# YOUR TASK:
Reproduce every line of the entries below word for word, but leave out the picture.

--- start ---

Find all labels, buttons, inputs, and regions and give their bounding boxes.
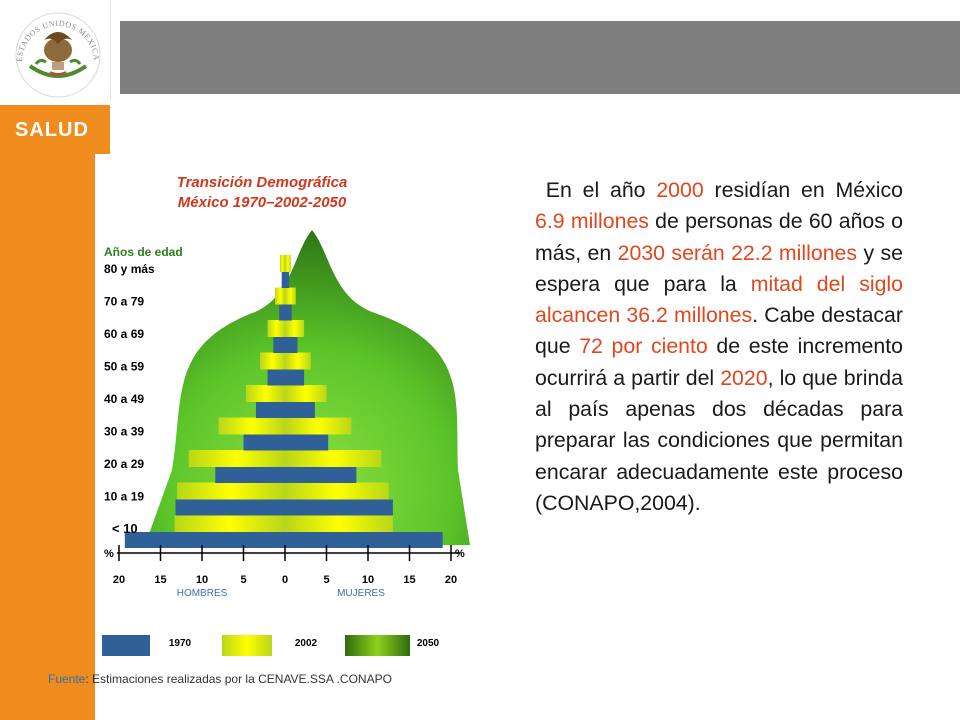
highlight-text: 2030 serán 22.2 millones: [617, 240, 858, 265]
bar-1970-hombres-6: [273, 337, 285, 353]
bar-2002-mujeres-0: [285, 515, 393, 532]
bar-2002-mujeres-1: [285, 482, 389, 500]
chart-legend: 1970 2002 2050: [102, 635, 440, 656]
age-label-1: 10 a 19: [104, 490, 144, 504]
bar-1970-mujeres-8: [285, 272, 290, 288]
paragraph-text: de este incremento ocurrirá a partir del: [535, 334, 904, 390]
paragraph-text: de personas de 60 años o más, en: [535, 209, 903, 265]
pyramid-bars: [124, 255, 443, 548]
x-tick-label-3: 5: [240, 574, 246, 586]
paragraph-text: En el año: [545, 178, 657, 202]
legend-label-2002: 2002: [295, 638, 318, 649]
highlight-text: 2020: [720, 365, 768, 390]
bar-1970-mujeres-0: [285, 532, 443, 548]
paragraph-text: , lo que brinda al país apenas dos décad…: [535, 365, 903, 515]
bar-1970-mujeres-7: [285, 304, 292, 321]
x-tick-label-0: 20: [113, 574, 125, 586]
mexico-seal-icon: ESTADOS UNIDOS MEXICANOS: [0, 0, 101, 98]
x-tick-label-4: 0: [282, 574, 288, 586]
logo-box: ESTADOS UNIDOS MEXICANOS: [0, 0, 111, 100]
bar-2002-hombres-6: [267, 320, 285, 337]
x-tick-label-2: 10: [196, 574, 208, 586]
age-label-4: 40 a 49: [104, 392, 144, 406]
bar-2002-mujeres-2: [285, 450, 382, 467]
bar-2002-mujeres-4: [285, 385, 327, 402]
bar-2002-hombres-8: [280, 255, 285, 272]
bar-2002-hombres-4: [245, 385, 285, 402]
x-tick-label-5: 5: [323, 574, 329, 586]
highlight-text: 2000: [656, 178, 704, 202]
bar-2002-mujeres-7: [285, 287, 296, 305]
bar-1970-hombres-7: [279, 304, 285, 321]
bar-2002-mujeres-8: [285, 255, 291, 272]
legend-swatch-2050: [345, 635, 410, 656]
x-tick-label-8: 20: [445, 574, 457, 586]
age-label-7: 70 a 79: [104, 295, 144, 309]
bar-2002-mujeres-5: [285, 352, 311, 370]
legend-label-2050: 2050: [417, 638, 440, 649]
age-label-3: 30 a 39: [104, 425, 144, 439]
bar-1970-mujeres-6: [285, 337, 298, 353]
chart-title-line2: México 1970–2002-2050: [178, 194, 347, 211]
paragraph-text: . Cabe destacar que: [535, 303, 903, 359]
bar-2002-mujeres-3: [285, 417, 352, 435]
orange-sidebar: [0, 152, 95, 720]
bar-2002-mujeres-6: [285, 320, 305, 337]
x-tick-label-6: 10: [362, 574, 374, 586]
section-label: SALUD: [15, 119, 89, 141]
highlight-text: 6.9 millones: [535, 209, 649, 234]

--- end ---

# ANSWER TO THIS TASK:
Find all labels, buttons, inputs, and regions and give their bounding boxes.
highlight-text: 2030 serán 22.2 millones: [617, 240, 858, 265]
bar-1970-hombres-6: [273, 337, 285, 353]
bar-2002-mujeres-0: [285, 515, 393, 532]
bar-2002-mujeres-1: [285, 482, 389, 500]
chart-legend: 1970 2002 2050: [102, 635, 440, 656]
age-label-1: 10 a 19: [104, 490, 144, 504]
bar-1970-mujeres-8: [285, 272, 290, 288]
paragraph-text: de este incremento ocurrirá a partir del: [535, 334, 904, 390]
paragraph-text: de personas de 60 años o más, en: [535, 209, 903, 265]
pyramid-bars: [124, 255, 443, 548]
x-tick-label-3: 5: [240, 574, 246, 586]
paragraph-text: En el año: [545, 178, 657, 202]
legend-label-2002: 2002: [295, 638, 318, 649]
highlight-text: 2020: [720, 365, 768, 390]
bar-1970-mujeres-0: [285, 532, 443, 548]
paragraph-text: , lo que brinda al país apenas dos décad…: [535, 365, 903, 515]
bar-1970-mujeres-7: [285, 304, 292, 321]
x-tick-label-0: 20: [113, 574, 125, 586]
mexico-seal-icon: ESTADOS UNIDOS MEXICANOS: [0, 0, 101, 98]
x-tick-label-4: 0: [282, 574, 288, 586]
logo-box: ESTADOS UNIDOS MEXICANOS: [0, 0, 111, 100]
bar-2002-hombres-6: [267, 320, 285, 337]
x-tick-label-2: 10: [196, 574, 208, 586]
age-label-4: 40 a 49: [104, 392, 144, 406]
bar-2002-mujeres-2: [285, 450, 382, 467]
bar-2002-mujeres-4: [285, 385, 327, 402]
bar-2002-hombres-8: [280, 255, 285, 272]
bar-2002-hombres-4: [245, 385, 285, 402]
x-tick-label-5: 5: [323, 574, 329, 586]
highlight-text: 2000: [656, 178, 704, 202]
bar-2002-mujeres-7: [285, 287, 296, 305]
bar-1970-hombres-7: [279, 304, 285, 321]
bar-2002-mujeres-8: [285, 255, 291, 272]
legend-swatch-2050: [345, 635, 410, 656]
x-tick-label-8: 20: [445, 574, 457, 586]
age-label-7: 70 a 79: [104, 295, 144, 309]
bar-2002-mujeres-5: [285, 352, 311, 370]
legend-label-2050: 2050: [417, 638, 440, 649]
age-label-3: 30 a 39: [104, 425, 144, 439]
bar-1970-mujeres-6: [285, 337, 298, 353]
chart-title-line2: México 1970–2002-2050: [178, 194, 347, 211]
paragraph-text: . Cabe destacar que: [535, 303, 903, 359]
bar-2002-mujeres-3: [285, 417, 352, 435]
orange-sidebar: [0, 152, 95, 720]
bar-2002-mujeres-6: [285, 320, 305, 337]
x-tick-label-6: 10: [362, 574, 374, 586]
section-label: SALUD: [15, 119, 89, 141]
highlight-text: 6.9 millones: [535, 209, 649, 234]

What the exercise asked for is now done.